Copy the items below word for word, from their first line through the line that contains "page-title-line1: Chapter 2: —", including both of those lines.

- **Extracted data**:
=-=-=-=-=
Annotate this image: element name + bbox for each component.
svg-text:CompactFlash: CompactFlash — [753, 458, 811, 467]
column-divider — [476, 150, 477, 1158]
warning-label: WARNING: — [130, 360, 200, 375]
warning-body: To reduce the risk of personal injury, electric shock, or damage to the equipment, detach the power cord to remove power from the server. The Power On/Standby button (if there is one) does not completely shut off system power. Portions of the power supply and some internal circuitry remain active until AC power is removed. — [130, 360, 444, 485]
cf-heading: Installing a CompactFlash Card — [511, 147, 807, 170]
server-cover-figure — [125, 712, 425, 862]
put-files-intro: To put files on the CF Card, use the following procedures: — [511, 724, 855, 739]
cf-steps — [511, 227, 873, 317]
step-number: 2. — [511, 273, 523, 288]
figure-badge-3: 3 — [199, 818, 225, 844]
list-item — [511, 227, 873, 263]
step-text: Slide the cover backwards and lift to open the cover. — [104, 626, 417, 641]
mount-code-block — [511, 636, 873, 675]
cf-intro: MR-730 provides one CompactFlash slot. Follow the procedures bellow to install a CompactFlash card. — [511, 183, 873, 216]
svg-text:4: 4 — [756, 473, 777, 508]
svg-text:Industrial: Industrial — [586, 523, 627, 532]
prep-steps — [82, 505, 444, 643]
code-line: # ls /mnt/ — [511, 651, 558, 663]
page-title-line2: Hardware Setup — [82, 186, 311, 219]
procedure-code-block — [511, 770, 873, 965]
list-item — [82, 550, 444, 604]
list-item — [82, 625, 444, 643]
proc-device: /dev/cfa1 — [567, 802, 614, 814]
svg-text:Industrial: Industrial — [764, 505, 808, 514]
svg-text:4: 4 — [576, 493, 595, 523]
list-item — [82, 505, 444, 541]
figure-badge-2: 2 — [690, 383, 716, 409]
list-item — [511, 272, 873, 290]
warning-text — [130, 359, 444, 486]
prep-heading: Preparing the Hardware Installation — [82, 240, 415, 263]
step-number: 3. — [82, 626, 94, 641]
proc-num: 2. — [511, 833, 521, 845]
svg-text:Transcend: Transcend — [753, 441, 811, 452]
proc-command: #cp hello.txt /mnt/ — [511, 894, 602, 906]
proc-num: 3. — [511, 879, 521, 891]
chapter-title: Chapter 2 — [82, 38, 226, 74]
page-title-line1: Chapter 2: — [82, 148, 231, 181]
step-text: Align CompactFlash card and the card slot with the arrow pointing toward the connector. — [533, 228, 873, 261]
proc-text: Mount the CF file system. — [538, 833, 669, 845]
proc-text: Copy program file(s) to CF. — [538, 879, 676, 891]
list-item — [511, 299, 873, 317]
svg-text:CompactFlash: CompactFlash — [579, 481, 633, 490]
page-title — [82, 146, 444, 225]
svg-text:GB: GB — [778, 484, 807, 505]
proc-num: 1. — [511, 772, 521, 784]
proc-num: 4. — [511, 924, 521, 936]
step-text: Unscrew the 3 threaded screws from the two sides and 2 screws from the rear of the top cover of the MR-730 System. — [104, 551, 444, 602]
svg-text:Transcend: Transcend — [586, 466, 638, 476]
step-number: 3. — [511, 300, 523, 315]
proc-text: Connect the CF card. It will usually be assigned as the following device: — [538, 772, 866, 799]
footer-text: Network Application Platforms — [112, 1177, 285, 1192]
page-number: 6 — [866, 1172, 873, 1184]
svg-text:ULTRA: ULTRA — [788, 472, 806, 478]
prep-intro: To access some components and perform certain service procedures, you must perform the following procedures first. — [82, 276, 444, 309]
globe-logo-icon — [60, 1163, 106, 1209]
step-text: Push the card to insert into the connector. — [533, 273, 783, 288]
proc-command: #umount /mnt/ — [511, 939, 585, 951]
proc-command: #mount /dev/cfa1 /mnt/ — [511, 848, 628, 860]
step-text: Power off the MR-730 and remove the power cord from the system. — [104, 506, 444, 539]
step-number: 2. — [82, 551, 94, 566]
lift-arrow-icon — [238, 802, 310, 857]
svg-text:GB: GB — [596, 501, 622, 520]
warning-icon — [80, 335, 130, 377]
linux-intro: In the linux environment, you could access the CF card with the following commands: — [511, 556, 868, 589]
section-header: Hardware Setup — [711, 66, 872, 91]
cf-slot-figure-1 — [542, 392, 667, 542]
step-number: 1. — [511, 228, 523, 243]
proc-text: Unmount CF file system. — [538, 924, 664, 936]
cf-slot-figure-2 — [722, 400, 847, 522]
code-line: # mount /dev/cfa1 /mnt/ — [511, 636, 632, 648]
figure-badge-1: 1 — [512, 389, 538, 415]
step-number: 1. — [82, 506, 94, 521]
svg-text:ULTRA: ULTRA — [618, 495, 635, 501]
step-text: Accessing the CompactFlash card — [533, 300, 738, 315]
=-=-=-=-=
- **Correct result**:
Annotate this image: element name + bbox for each component.
svg-text:CompactFlash: CompactFlash — [753, 458, 811, 467]
column-divider — [476, 150, 477, 1158]
warning-label: WARNING: — [130, 360, 200, 375]
warning-body: To reduce the risk of personal injury, electric shock, or damage to the equipment, detach the power cord to remove power from the server. The Power On/Standby button (if there is one) does not completely shut off system power. Portions of the power supply and some internal circuitry remain active until AC power is removed. — [130, 360, 444, 485]
cf-heading: Installing a CompactFlash Card — [511, 147, 807, 170]
server-cover-figure — [125, 712, 425, 862]
put-files-intro: To put files on the CF Card, use the following procedures: — [511, 724, 855, 739]
cf-steps — [511, 227, 873, 317]
step-number: 2. — [511, 273, 523, 288]
figure-badge-3: 3 — [199, 818, 225, 844]
list-item — [511, 227, 873, 263]
step-text: Slide the cover backwards and lift to open the cover. — [104, 626, 417, 641]
mount-code-block — [511, 636, 873, 675]
cf-intro: MR-730 provides one CompactFlash slot. Follow the procedures bellow to install a CompactFlash card. — [511, 183, 873, 216]
svg-text:4: 4 — [756, 473, 777, 508]
svg-text:Industrial: Industrial — [586, 523, 627, 532]
prep-steps — [82, 505, 444, 643]
code-line: # ls /mnt/ — [511, 651, 558, 663]
page-title-line2: Hardware Setup — [82, 186, 311, 219]
procedure-code-block — [511, 770, 873, 965]
list-item — [82, 550, 444, 604]
list-item — [82, 625, 444, 643]
proc-device: /dev/cfa1 — [567, 802, 614, 814]
svg-text:Industrial: Industrial — [764, 505, 808, 514]
svg-text:4: 4 — [576, 493, 595, 523]
list-item — [82, 505, 444, 541]
figure-badge-2: 2 — [690, 383, 716, 409]
list-item — [511, 272, 873, 290]
warning-text — [130, 359, 444, 486]
prep-heading: Preparing the Hardware Installation — [82, 240, 415, 263]
step-number: 3. — [82, 626, 94, 641]
proc-num: 2. — [511, 833, 521, 845]
svg-text:Transcend: Transcend — [753, 441, 811, 452]
proc-command: #cp hello.txt /mnt/ — [511, 894, 602, 906]
proc-num: 3. — [511, 879, 521, 891]
chapter-title: Chapter 2 — [82, 38, 226, 74]
page-title-line1: Chapter 2: — [82, 148, 231, 181]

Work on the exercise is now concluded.